TASK BRIEF:
Present each line of the entries below that holds the word "arrête".

EXERCISE MATERIAL:
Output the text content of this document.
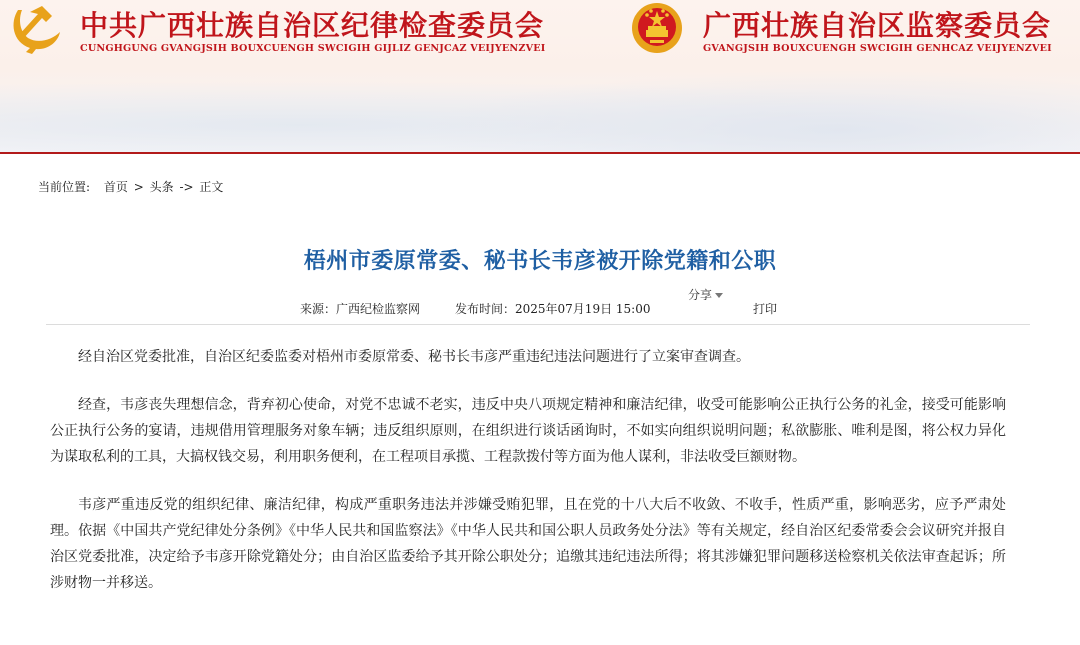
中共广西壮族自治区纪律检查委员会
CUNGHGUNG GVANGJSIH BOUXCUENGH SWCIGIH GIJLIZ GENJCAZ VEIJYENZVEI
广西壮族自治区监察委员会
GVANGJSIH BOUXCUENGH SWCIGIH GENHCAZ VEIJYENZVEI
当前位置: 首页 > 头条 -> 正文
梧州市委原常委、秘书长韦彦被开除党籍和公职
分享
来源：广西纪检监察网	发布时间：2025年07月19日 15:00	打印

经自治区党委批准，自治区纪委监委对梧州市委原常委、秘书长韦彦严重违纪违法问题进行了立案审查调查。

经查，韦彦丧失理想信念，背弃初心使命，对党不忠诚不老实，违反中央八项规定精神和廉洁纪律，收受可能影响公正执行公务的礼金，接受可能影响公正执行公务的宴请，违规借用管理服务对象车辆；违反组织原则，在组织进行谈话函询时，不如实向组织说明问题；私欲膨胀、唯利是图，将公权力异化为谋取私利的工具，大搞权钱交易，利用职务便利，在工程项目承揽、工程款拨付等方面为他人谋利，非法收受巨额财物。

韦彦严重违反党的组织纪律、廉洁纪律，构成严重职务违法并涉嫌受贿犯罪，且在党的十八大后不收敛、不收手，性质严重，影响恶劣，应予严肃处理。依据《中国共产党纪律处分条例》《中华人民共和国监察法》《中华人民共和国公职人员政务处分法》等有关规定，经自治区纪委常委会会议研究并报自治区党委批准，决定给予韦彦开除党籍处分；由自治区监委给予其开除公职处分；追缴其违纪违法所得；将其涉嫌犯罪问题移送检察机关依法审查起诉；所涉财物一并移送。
--
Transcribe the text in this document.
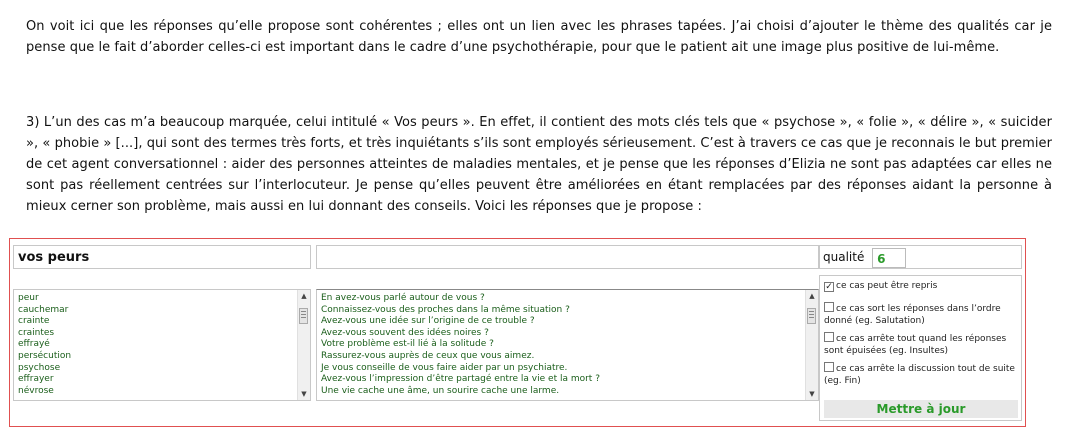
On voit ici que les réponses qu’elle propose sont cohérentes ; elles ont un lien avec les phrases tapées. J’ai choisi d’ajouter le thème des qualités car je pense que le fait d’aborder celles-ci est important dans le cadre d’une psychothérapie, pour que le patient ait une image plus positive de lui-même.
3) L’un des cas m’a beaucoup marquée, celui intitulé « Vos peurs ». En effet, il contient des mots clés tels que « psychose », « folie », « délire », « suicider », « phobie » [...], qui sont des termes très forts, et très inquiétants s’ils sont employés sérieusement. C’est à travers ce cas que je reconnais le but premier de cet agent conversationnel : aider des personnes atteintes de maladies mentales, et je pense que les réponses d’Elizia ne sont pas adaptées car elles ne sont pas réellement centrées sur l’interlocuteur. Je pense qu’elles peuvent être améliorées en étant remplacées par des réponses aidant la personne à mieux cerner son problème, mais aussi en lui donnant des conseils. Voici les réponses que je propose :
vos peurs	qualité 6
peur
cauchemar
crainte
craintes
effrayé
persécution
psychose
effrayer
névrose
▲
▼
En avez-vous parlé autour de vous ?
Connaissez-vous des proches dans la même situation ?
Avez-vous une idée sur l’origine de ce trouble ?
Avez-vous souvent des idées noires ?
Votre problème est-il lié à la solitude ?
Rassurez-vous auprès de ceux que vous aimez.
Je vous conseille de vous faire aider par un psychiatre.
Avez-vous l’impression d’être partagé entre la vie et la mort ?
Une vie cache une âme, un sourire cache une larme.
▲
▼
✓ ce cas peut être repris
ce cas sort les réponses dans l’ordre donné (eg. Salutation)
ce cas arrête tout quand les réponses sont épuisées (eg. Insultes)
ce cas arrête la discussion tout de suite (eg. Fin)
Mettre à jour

TASK SOLUTION:
ce cas arrête tout quand les réponses sont épuisées (eg. Insultes)
ce cas arrête la discussion tout de suite (eg. Fin)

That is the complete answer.